= WORK REQUIRED =
All of the records below need to be copied exactly.

= INFORMATION SUPPLIED =
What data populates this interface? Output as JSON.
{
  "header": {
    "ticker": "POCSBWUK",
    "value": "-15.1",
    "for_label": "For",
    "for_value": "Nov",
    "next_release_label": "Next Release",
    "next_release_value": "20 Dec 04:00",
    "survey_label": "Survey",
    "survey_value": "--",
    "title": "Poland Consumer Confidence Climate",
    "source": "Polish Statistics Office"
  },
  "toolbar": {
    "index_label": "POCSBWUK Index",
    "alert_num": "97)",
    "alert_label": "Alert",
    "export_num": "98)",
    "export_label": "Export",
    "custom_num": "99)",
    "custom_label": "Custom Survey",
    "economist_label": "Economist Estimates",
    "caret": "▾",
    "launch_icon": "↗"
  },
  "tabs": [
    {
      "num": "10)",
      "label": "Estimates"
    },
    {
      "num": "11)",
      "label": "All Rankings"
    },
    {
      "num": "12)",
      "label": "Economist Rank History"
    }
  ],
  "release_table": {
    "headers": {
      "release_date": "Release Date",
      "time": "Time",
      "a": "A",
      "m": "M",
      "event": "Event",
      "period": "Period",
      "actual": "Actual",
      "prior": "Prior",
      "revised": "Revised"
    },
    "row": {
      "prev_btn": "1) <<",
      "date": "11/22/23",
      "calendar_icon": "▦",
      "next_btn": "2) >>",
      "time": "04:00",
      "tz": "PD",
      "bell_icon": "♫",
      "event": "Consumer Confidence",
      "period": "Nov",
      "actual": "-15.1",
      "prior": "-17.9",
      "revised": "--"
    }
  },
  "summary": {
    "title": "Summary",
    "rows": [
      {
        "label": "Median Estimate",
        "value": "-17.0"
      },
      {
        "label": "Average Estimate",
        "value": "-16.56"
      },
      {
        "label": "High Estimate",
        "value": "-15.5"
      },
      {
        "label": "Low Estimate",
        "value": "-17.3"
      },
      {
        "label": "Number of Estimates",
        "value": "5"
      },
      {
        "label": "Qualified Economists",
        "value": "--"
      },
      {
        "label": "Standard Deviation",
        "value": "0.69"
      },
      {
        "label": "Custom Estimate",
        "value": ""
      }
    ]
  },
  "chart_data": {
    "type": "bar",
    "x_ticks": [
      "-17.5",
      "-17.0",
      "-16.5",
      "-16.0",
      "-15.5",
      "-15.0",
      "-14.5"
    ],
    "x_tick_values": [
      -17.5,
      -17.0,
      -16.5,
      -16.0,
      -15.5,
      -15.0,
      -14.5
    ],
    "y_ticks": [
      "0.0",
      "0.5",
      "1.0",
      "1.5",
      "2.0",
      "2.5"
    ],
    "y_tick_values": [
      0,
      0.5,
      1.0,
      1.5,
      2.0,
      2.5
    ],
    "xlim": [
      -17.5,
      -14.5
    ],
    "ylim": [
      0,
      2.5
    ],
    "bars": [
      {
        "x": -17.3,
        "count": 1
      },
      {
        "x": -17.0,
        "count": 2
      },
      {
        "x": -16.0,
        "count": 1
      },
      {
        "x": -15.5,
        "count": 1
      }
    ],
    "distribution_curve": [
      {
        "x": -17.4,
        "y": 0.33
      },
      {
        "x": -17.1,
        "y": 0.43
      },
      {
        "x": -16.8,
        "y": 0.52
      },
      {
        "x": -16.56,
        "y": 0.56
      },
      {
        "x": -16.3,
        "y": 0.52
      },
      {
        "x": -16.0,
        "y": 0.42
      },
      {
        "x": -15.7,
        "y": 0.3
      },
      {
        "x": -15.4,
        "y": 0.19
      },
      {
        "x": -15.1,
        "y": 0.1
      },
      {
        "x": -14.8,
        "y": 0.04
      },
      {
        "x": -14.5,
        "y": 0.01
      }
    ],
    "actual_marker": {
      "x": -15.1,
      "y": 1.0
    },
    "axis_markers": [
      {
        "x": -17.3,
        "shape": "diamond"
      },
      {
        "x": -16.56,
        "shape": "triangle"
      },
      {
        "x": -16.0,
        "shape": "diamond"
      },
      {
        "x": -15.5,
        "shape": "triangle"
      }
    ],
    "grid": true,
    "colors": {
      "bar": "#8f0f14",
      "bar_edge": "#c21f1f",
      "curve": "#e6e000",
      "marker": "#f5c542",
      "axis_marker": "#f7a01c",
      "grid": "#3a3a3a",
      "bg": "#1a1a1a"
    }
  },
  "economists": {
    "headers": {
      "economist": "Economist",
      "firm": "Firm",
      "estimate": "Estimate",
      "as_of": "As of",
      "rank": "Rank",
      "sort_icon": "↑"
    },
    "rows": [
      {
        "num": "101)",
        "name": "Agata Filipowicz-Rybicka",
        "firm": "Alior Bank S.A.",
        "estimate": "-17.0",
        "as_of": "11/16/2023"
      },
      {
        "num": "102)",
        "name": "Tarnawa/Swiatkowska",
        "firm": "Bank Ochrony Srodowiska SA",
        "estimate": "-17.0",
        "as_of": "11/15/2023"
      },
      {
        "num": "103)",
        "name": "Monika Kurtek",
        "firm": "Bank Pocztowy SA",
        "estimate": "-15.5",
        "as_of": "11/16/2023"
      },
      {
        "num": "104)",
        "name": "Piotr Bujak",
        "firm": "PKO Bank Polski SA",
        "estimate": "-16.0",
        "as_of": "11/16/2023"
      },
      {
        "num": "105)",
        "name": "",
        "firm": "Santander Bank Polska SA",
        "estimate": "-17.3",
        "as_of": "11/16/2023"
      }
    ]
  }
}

= SOLUTION TO THIS EXERCISE =
What data populates this interface? Output as JSON.
{
  "header": {
    "ticker": "POCSBWUK",
    "value": "-15.1",
    "for_label": "For",
    "for_value": "Nov",
    "next_release_label": "Next Release",
    "next_release_value": "20 Dec 04:00",
    "survey_label": "Survey",
    "survey_value": "--",
    "title": "Poland Consumer Confidence Climate",
    "source": "Polish Statistics Office"
  },
  "toolbar": {
    "index_label": "POCSBWUK Index",
    "alert_num": "97)",
    "alert_label": "Alert",
    "export_num": "98)",
    "export_label": "Export",
    "custom_num": "99)",
    "custom_label": "Custom Survey",
    "economist_label": "Economist Estimates",
    "caret": "▾",
    "launch_icon": "↗"
  },
  "tabs": [
    {
      "num": "10)",
      "label": "Estimates"
    },
    {
      "num": "11)",
      "label": "All Rankings"
    },
    {
      "num": "12)",
      "label": "Economist Rank History"
    }
  ],
  "release_table": {
    "headers": {
      "release_date": "Release Date",
      "time": "Time",
      "a": "A",
      "m": "M",
      "event": "Event",
      "period": "Period",
      "actual": "Actual",
      "prior": "Prior",
      "revised": "Revised"
    },
    "row": {
      "prev_btn": "1) <<",
      "date": "11/22/23",
      "calendar_icon": "▦",
      "next_btn": "2) >>",
      "time": "04:00",
      "tz": "PD",
      "bell_icon": "♫",
      "event": "Consumer Confidence",
      "period": "Nov",
      "actual": "-15.1",
      "prior": "-17.9",
      "revised": "--"
    }
  },
  "summary": {
    "title": "Summary",
    "rows": [
      {
        "label": "Median Estimate",
        "value": "-17.0"
      },
      {
        "label": "Average Estimate",
        "value": "-16.56"
      },
      {
        "label": "High Estimate",
        "value": "-15.5"
      },
      {
        "label": "Low Estimate",
        "value": "-17.3"
      },
      {
        "label": "Number of Estimates",
        "value": "5"
      },
      {
        "label": "Qualified Economists",
        "value": "--"
      },
      {
        "label": "Standard Deviation",
        "value": "0.69"
      },
      {
        "label": "Custom Estimate",
        "value": ""
      }
    ]
  },
  "chart_data": {
    "type": "bar",
    "x_ticks": [
      "-17.5",
      "-17.0",
      "-16.5",
      "-16.0",
      "-15.5",
      "-15.0",
      "-14.5"
    ],
    "x_tick_values": [
      -17.5,
      -17.0,
      -16.5,
      -16.0,
      -15.5,
      -15.0,
      -14.5
    ],
    "y_ticks": [
      "0.0",
      "0.5",
      "1.0",
      "1.5",
      "2.0",
      "2.5"
    ],
    "y_tick_values": [
      0,
      0.5,
      1.0,
      1.5,
      2.0,
      2.5
    ],
    "xlim": [
      -17.5,
      -14.5
    ],
    "ylim": [
      0,
      2.5
    ],
    "bars": [
      {
        "x": -17.3,
        "count": 1
      },
      {
        "x": -17.0,
        "count": 2
      },
      {
        "x": -16.0,
        "count": 1
      },
      {
        "x": -15.5,
        "count": 1
      }
    ],
    "distribution_curve": [
      {
        "x": -17.4,
        "y": 0.33
      },
      {
        "x": -17.1,
        "y": 0.43
      },
      {
        "x": -16.8,
        "y": 0.52
      },
      {
        "x": -16.56,
        "y": 0.56
      },
      {
        "x": -16.3,
        "y": 0.52
      },
      {
        "x": -16.0,
        "y": 0.42
      },
      {
        "x": -15.7,
        "y": 0.3
      },
      {
        "x": -15.4,
        "y": 0.19
      },
      {
        "x": -15.1,
        "y": 0.1
      },
      {
        "x": -14.8,
        "y": 0.04
      },
      {
        "x": -14.5,
        "y": 0.01
      }
    ],
    "actual_marker": {
      "x": -15.1,
      "y": 1.0
    },
    "axis_markers": [
      {
        "x": -17.3,
        "shape": "diamond"
      },
      {
        "x": -16.56,
        "shape": "triangle"
      },
      {
        "x": -16.0,
        "shape": "diamond"
      },
      {
        "x": -15.5,
        "shape": "triangle"
      }
    ],
    "grid": true,
    "colors": {
      "bar": "#8f0f14",
      "bar_edge": "#c21f1f",
      "curve": "#e6e000",
      "marker": "#f5c542",
      "axis_marker": "#f7a01c",
      "grid": "#3a3a3a",
      "bg": "#1a1a1a"
    }
  },
  "economists": {
    "headers": {
      "economist": "Economist",
      "firm": "Firm",
      "estimate": "Estimate",
      "as_of": "As of",
      "rank": "Rank",
      "sort_icon": "↑"
    },
    "rows": [
      {
        "num": "101)",
        "name": "Agata Filipowicz-Rybicka",
        "firm": "Alior Bank S.A.",
        "estimate": "-17.0",
        "as_of": "11/16/2023"
      },
      {
        "num": "102)",
        "name": "Tarnawa/Swiatkowska",
        "firm": "Bank Ochrony Srodowiska SA",
        "estimate": "-17.0",
        "as_of": "11/15/2023"
      },
      {
        "num": "103)",
        "name": "Monika Kurtek",
        "firm": "Bank Pocztowy SA",
        "estimate": "-15.5",
        "as_of": "11/16/2023"
      },
      {
        "num": "104)",
        "name": "Piotr Bujak",
        "firm": "PKO Bank Polski SA",
        "estimate": "-16.0",
        "as_of": "11/16/2023"
      },
      {
        "num": "105)",
        "name": "",
        "firm": "Santander Bank Polska SA",
        "estimate": "-17.3",
        "as_of": "11/16/2023"
      }
    ]
  }
}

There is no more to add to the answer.